• [DIRECTIONS FOR THIS TASK]: Check every line of the entries for the string "生产支原体" and return the ones that contain it.

━━━━━━━━━━━━━━━━━━━━━━━━━━━━━━

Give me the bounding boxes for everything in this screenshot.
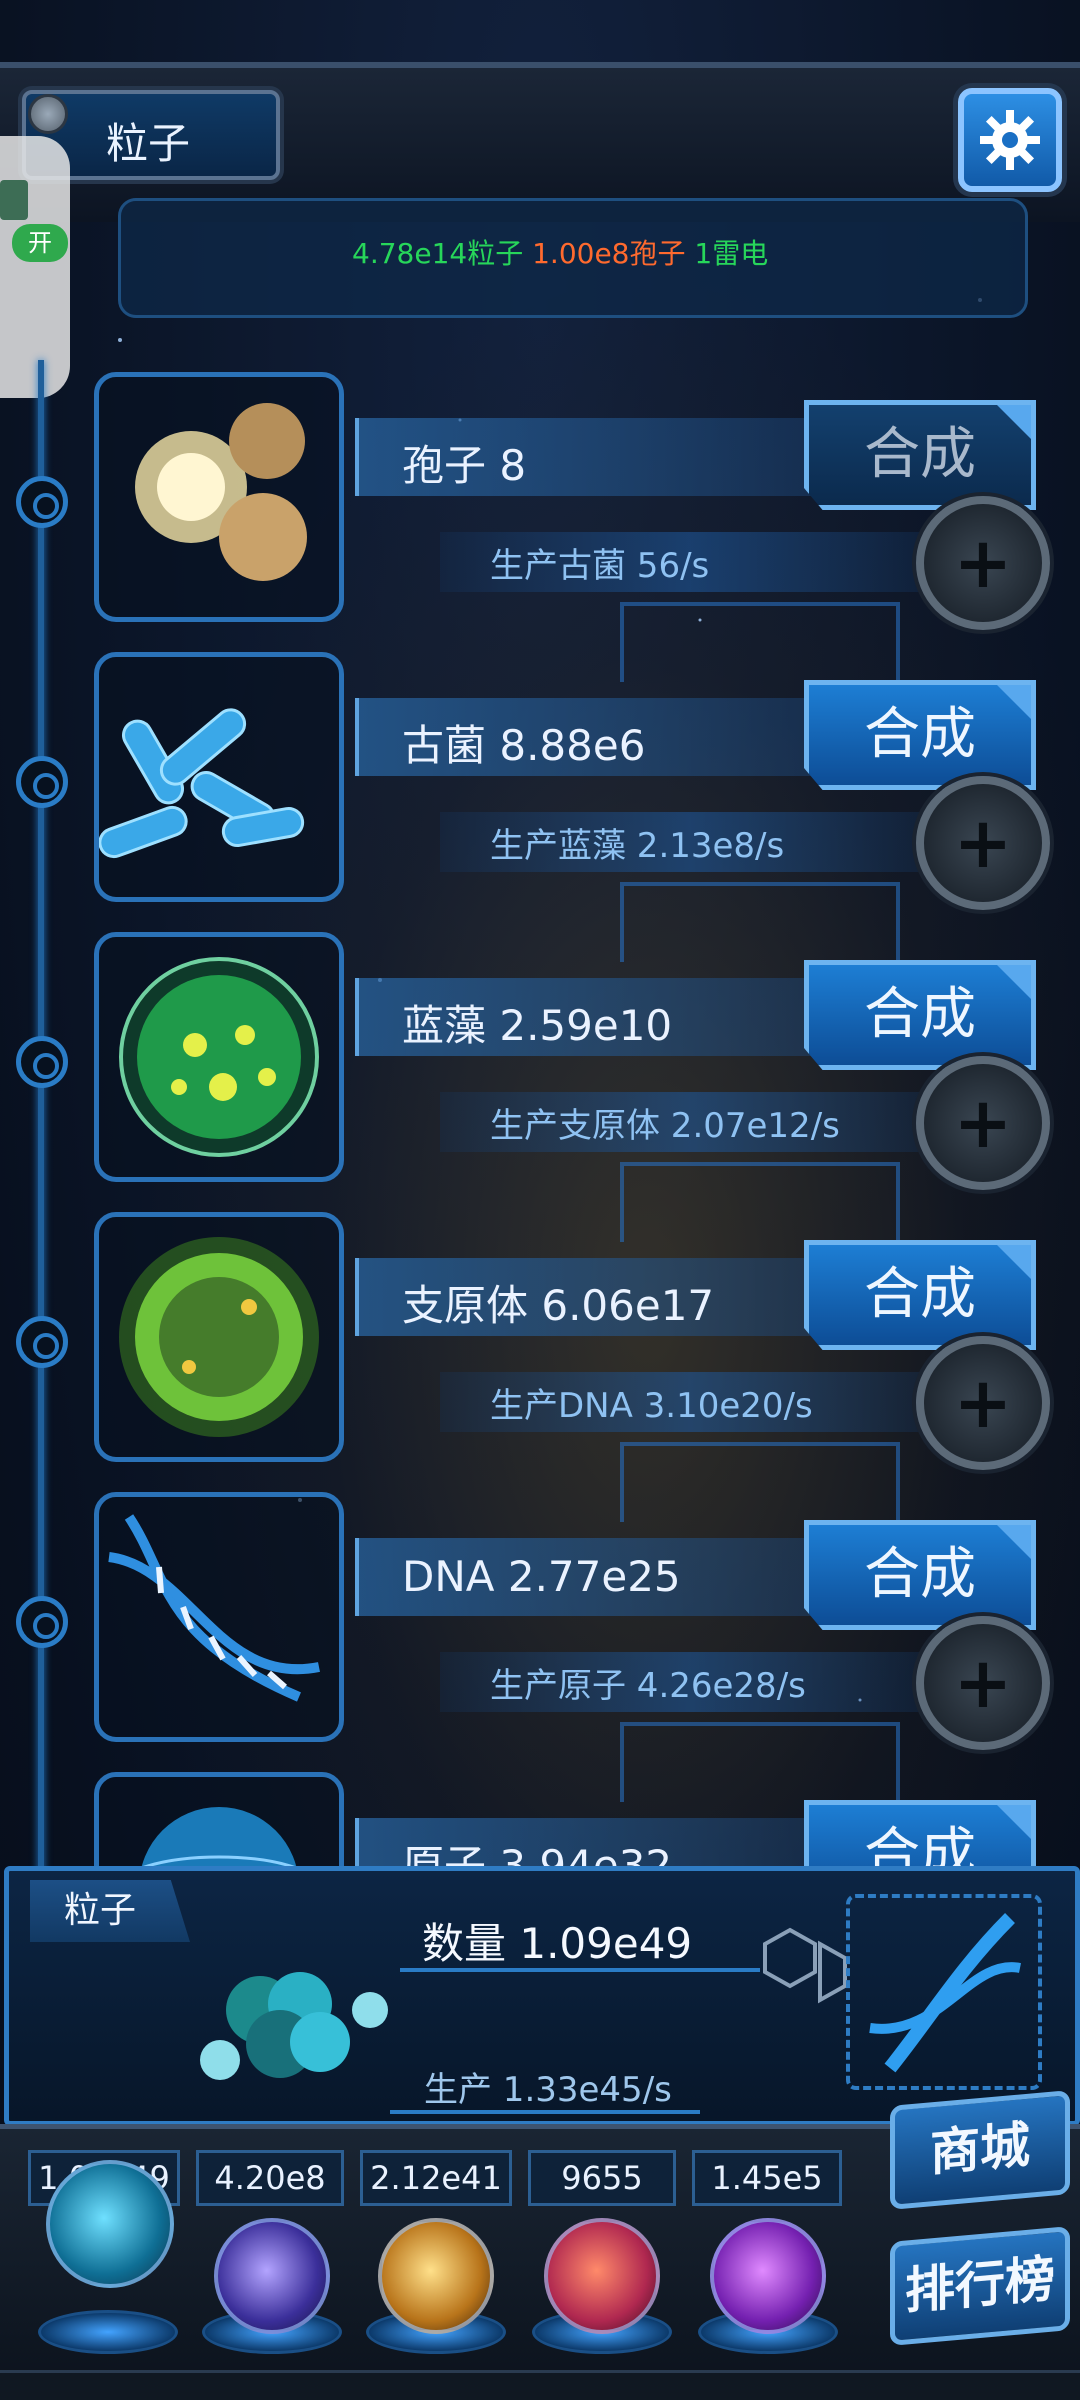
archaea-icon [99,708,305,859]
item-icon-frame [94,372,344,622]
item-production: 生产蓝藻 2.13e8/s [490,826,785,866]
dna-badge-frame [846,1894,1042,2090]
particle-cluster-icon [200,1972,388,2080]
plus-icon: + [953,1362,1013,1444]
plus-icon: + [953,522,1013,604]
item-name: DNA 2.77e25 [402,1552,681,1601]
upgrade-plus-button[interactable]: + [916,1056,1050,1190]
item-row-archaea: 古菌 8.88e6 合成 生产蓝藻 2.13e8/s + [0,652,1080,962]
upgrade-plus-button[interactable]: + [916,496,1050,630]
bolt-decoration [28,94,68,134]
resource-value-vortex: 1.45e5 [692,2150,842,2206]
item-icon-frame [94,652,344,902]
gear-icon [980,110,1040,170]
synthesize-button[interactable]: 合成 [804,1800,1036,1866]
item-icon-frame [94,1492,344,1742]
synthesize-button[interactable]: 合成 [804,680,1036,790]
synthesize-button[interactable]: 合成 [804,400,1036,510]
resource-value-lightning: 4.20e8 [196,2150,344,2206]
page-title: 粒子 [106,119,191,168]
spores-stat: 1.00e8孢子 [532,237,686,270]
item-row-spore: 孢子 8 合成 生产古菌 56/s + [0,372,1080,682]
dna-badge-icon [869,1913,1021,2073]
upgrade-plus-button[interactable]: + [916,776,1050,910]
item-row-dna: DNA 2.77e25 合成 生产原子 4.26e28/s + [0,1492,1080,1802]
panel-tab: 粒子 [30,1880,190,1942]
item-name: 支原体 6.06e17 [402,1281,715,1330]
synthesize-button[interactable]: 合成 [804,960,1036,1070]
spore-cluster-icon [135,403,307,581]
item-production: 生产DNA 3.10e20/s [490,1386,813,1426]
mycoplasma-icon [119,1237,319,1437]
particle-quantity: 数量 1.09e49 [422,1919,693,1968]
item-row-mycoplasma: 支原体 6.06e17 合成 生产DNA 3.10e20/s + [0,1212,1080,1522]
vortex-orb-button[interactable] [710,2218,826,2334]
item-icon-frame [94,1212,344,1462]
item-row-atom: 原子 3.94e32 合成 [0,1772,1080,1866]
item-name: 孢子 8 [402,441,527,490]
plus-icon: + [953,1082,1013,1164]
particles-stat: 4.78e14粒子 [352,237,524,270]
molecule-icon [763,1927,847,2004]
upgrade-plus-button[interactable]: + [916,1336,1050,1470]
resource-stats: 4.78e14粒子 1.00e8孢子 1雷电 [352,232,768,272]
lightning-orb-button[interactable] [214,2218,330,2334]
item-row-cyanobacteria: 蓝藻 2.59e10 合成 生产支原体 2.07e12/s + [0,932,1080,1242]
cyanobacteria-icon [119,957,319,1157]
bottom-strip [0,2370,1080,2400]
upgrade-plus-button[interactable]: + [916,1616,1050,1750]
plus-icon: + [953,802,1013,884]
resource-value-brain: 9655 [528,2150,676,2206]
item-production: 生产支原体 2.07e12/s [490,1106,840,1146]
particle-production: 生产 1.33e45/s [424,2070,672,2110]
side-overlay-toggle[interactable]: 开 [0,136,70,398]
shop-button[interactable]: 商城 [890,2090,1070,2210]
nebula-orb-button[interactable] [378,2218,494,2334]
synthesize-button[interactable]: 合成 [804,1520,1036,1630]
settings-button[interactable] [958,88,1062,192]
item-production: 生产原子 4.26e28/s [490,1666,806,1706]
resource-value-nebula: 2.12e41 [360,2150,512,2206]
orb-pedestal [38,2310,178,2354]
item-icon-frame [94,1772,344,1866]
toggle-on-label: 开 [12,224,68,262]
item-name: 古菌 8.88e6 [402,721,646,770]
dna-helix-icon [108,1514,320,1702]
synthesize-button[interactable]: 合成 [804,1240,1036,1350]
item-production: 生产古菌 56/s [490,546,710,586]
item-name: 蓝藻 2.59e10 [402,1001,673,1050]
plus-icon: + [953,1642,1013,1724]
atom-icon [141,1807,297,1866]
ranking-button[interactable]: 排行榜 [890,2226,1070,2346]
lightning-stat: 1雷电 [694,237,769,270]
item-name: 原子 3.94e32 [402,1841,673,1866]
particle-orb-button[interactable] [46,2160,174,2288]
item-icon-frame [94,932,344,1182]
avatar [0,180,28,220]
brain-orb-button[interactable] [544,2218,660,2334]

━━━━━━━━━━━━━━━━━━━━━━━━━━━━━━

• [TASK OUTPUT]:
item-row-cyanobacteria: 蓝藻 2.59e10 合成 生产支原体 2.07e12/s + [0,932,1080,1242]
item-production: 生产支原体 2.07e12/s [490,1106,840,1146]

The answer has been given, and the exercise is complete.